[Stored records]
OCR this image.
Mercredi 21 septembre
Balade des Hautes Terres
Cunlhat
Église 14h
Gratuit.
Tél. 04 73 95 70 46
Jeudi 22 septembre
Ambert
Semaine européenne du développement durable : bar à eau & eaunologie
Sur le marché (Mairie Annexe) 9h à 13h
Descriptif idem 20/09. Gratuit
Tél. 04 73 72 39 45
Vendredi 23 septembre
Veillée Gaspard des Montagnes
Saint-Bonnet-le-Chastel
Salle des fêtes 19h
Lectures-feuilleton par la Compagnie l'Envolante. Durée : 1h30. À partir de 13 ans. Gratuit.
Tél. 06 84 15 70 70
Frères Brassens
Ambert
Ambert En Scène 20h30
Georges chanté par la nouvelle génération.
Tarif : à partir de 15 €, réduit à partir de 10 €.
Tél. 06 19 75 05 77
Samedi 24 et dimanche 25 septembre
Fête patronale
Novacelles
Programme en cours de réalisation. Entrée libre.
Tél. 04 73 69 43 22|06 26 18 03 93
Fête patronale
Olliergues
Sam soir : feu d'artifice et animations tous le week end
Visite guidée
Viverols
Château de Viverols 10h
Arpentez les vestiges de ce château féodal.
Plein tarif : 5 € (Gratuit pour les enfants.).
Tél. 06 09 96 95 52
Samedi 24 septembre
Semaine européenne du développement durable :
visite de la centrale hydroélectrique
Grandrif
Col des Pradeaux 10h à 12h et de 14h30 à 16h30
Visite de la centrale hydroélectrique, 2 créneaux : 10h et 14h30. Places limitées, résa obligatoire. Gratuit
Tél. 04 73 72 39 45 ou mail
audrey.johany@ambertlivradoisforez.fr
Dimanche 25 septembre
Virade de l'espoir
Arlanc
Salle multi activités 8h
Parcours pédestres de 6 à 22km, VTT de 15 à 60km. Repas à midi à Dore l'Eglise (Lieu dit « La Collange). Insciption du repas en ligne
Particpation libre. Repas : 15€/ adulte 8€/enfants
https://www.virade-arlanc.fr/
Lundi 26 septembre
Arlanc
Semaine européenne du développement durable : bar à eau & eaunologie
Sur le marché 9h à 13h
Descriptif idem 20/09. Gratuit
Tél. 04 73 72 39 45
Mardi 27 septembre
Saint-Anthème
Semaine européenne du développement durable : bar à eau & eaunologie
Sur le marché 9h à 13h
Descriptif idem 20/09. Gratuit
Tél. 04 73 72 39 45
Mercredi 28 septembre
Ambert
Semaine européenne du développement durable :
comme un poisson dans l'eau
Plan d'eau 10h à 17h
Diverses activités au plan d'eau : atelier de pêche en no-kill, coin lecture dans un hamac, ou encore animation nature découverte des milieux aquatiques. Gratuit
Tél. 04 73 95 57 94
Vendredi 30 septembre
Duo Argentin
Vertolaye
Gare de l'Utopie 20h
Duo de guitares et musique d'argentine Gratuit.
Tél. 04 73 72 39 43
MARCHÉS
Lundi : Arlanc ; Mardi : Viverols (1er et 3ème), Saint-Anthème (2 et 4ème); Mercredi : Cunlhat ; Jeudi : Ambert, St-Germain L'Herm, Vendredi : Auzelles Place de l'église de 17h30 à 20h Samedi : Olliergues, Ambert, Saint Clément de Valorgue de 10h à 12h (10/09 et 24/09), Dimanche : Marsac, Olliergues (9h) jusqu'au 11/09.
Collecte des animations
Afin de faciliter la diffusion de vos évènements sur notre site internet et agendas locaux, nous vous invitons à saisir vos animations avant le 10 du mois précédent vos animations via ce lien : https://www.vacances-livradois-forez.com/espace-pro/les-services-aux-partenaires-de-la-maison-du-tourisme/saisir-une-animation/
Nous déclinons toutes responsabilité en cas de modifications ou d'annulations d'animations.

- _Given task_:
Write the data from above out again, exactly.

- _Expected answer_:
OCR this image.
Mercredi 21 septembre
Balade des Hautes Terres
Cunlhat
Église 14h
Gratuit.
Tél. 04 73 95 70 46
Jeudi 22 septembre
Ambert
Semaine européenne du développement durable : bar à eau & eaunologie
Sur le marché (Mairie Annexe) 9h à 13h
Descriptif idem 20/09. Gratuit
Tél. 04 73 72 39 45
Vendredi 23 septembre
Veillée Gaspard des Montagnes
Saint-Bonnet-le-Chastel
Salle des fêtes 19h
Lectures-feuilleton par la Compagnie l'Envolante. Durée : 1h30. À partir de 13 ans. Gratuit.
Tél. 06 84 15 70 70
Frères Brassens
Ambert
Ambert En Scène 20h30
Georges chanté par la nouvelle génération.
Tarif : à partir de 15 €, réduit à partir de 10 €.
Tél. 06 19 75 05 77
Samedi 24 et dimanche 25 septembre
Fête patronale
Novacelles
Programme en cours de réalisation. Entrée libre.
Tél. 04 73 69 43 22|06 26 18 03 93
Fête patronale
Olliergues
Sam soir : feu d'artifice et animations tous le week end
Visite guidée
Viverols
Château de Viverols 10h
Arpentez les vestiges de ce château féodal.
Plein tarif : 5 € (Gratuit pour les enfants.).
Tél. 06 09 96 95 52
Samedi 24 septembre
Semaine européenne du développement durable :
visite de la centrale hydroélectrique
Grandrif
Col des Pradeaux 10h à 12h et de 14h30 à 16h30
Visite de la centrale hydroélectrique, 2 créneaux : 10h et 14h30. Places limitées, résa obligatoire. Gratuit
Tél. 04 73 72 39 45 ou mail
audrey.johany@ambertlivradoisforez.fr
Dimanche 25 septembre
Virade de l'espoir
Arlanc
Salle multi activités 8h
Parcours pédestres de 6 à 22km, VTT de 15 à 60km. Repas à midi à Dore l'Eglise (Lieu dit « La Collange). Insciption du repas en ligne
Particpation libre. Repas : 15€/ adulte 8€/enfants
https://www.virade-arlanc.fr/
Lundi 26 septembre
Arlanc
Semaine européenne du développement durable : bar à eau & eaunologie
Sur le marché 9h à 13h
Descriptif idem 20/09. Gratuit
Tél. 04 73 72 39 45
Mardi 27 septembre
Saint-Anthème
Semaine européenne du développement durable : bar à eau & eaunologie
Sur le marché 9h à 13h
Descriptif idem 20/09. Gratuit
Tél. 04 73 72 39 45
Mercredi 28 septembre
Ambert
Semaine européenne du développement durable :
comme un poisson dans l'eau
Plan d'eau 10h à 17h
Diverses activités au plan d'eau : atelier de pêche en no-kill, coin lecture dans un hamac, ou encore animation nature découverte des milieux aquatiques. Gratuit
Tél. 04 73 95 57 94
Vendredi 30 septembre
Duo Argentin
Vertolaye
Gare de l'Utopie 20h
Duo de guitares et musique d'argentine Gratuit.
Tél. 04 73 72 39 43
MARCHÉS
Lundi : Arlanc ; Mardi : Viverols (1er et 3ème), Saint-Anthème (2 et 4ème); Mercredi : Cunlhat ; Jeudi : Ambert, St-Germain L'Herm, Vendredi : Auzelles Place de l'église de 17h30 à 20h Samedi : Olliergues, Ambert, Saint Clément de Valorgue de 10h à 12h (10/09 et 24/09), Dimanche : Marsac, Olliergues (9h) jusqu'au 11/09.
Collecte des animations
Afin de faciliter la diffusion de vos évènements sur notre site internet et agendas locaux, nous vous invitons à saisir vos animations avant le 10 du mois précédent vos animations via ce lien : https://www.vacances-livradois-forez.com/espace-pro/les-services-aux-partenaires-de-la-maison-du-tourisme/saisir-une-animation/
Nous déclinons toutes responsabilité en cas de modifications ou d'annulations d'animations.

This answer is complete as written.